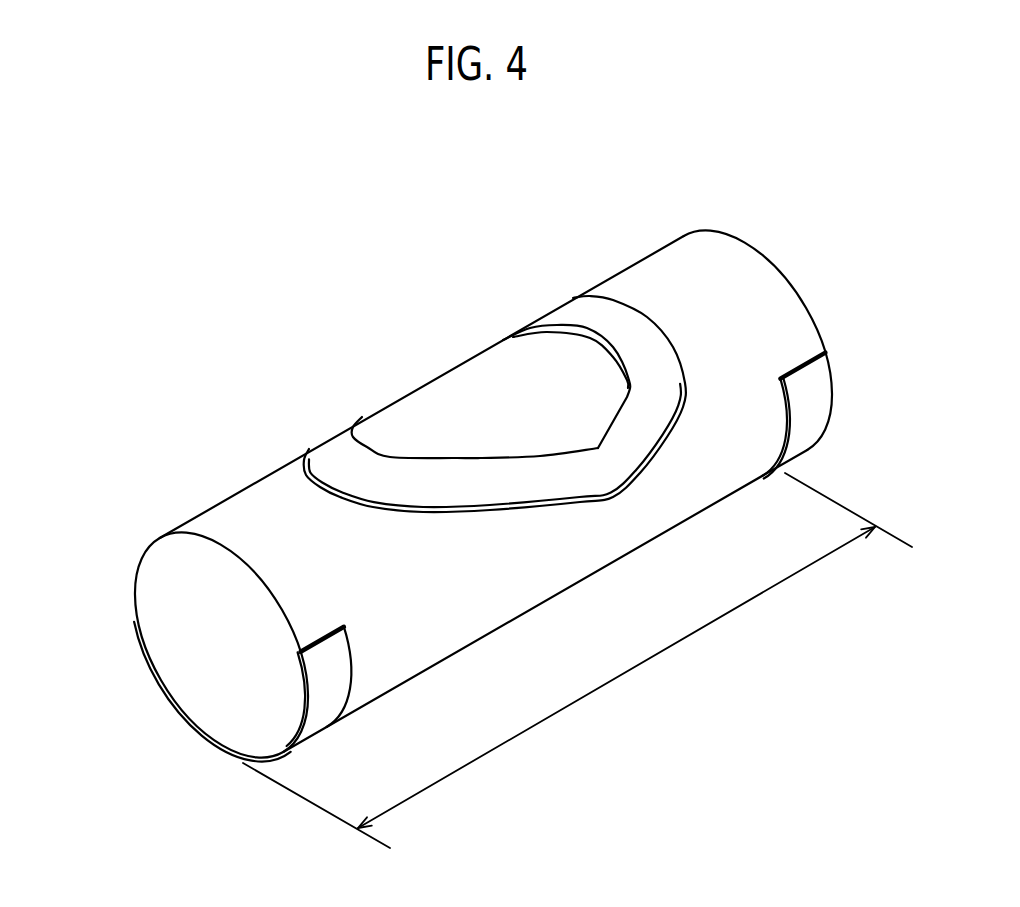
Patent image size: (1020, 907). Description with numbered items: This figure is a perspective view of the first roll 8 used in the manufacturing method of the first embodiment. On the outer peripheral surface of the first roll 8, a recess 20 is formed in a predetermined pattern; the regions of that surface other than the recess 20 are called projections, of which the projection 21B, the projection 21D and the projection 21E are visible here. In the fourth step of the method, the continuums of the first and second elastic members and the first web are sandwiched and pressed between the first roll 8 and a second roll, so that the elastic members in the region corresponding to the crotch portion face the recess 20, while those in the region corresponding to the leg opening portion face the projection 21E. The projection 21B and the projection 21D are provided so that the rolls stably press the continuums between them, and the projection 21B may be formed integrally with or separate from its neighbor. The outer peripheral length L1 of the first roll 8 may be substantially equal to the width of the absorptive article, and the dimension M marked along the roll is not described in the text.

The recess 20 is at (663, 281).
The projection 21B is at (822, 376).
The projection 21D is at (343, 658).
The projection 21E is at (468, 488).
The outer peripheral length L1 is at (134, 603).
The axial length dimension M is at (577, 660).
The first roll 8 is at (263, 788).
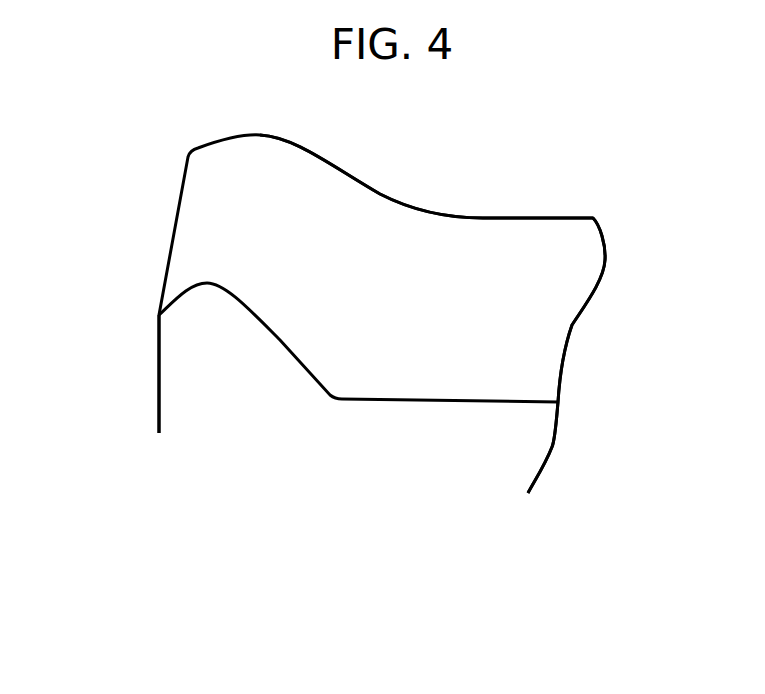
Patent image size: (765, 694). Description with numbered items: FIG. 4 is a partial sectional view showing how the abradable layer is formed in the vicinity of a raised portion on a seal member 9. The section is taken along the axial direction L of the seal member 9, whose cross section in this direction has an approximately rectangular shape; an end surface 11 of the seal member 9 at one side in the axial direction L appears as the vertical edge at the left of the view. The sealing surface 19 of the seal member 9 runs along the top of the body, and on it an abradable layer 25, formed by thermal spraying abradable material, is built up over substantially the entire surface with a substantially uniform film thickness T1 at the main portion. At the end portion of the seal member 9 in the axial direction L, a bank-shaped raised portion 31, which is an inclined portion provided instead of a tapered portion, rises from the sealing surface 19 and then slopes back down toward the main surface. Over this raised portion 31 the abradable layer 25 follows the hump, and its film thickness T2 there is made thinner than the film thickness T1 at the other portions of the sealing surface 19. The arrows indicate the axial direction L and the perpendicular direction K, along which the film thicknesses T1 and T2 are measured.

The seal member 9 is at (183, 410).
The end surface 11 is at (159, 347).
The sealing surface 19 is at (530, 401).
The abradable layer 25 is at (432, 240).
The raised portion 31 is at (203, 330).
The film thickness T1 is at (500, 219).
The film thickness T2 is at (205, 153).
The direction K is at (467, 447).
The axial direction L is at (405, 510).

+ + + + +

AIM OF THE EXERCISE :: Rewrite the listing above, changing every "Patent image size" to "Figure dimensions" and keeping everything else as it is. Leave out the pictures.

THE COMPLETED TASK ::
Figure dimensions: (1020, 907). Description with numbered items: This figure is a perspective view of the first roll 8 used in the manufacturing method of the first embodiment. On the outer peripheral surface of the first roll 8, a recess 20 is formed in a predetermined pattern; the regions of that surface other than the recess 20 are called projections, of which the projection 21B, the projection 21D and the projection 21E are visible here. In the fourth step of the method, the continuums of the first and second elastic members and the first web are sandwiched and pressed between the first roll 8 and a second roll, so that the elastic members in the region corresponding to the crotch portion face the recess 20, while those in the region corresponding to the leg opening portion face the projection 21E. The projection 21B and the projection 21D are provided so that the rolls stably press the continuums between them, and the projection 21B may be formed integrally with or separate from its neighbor. The outer peripheral length L1 of the first roll 8 may be substantially equal to the width of the absorptive article, and the dimension M marked along the roll is not described in the text.

The recess 20 is at (663, 281).
The projection 21B is at (822, 376).
The projection 21D is at (343, 658).
The projection 21E is at (468, 488).
The outer peripheral length L1 is at (134, 603).
The axial length dimension M is at (577, 660).
The first roll 8 is at (263, 788).
Figure dimensions: (765, 694). Description with numbered items: FIG. 4 is a partial sectional view showing how the abradable layer is formed in the vicinity of a raised portion on a seal member 9. The section is taken along the axial direction L of the seal member 9, whose cross section in this direction has an approximately rectangular shape; an end surface 11 of the seal member 9 at one side in the axial direction L appears as the vertical edge at the left of the view. The sealing surface 19 of the seal member 9 runs along the top of the body, and on it an abradable layer 25, formed by thermal spraying abradable material, is built up over substantially the entire surface with a substantially uniform film thickness T1 at the main portion. At the end portion of the seal member 9 in the axial direction L, a bank-shaped raised portion 31, which is an inclined portion provided instead of a tapered portion, rises from the sealing surface 19 and then slopes back down toward the main surface. Over this raised portion 31 the abradable layer 25 follows the hump, and its film thickness T2 there is made thinner than the film thickness T1 at the other portions of the sealing surface 19. The arrows indicate the axial direction L and the perpendicular direction K, along which the film thicknesses T1 and T2 are measured.

The seal member 9 is at (183, 410).
The end surface 11 is at (159, 347).
The sealing surface 19 is at (530, 401).
The abradable layer 25 is at (432, 240).
The raised portion 31 is at (203, 330).
The film thickness T1 is at (500, 219).
The film thickness T2 is at (205, 153).
The direction K is at (467, 447).
The axial direction L is at (405, 510).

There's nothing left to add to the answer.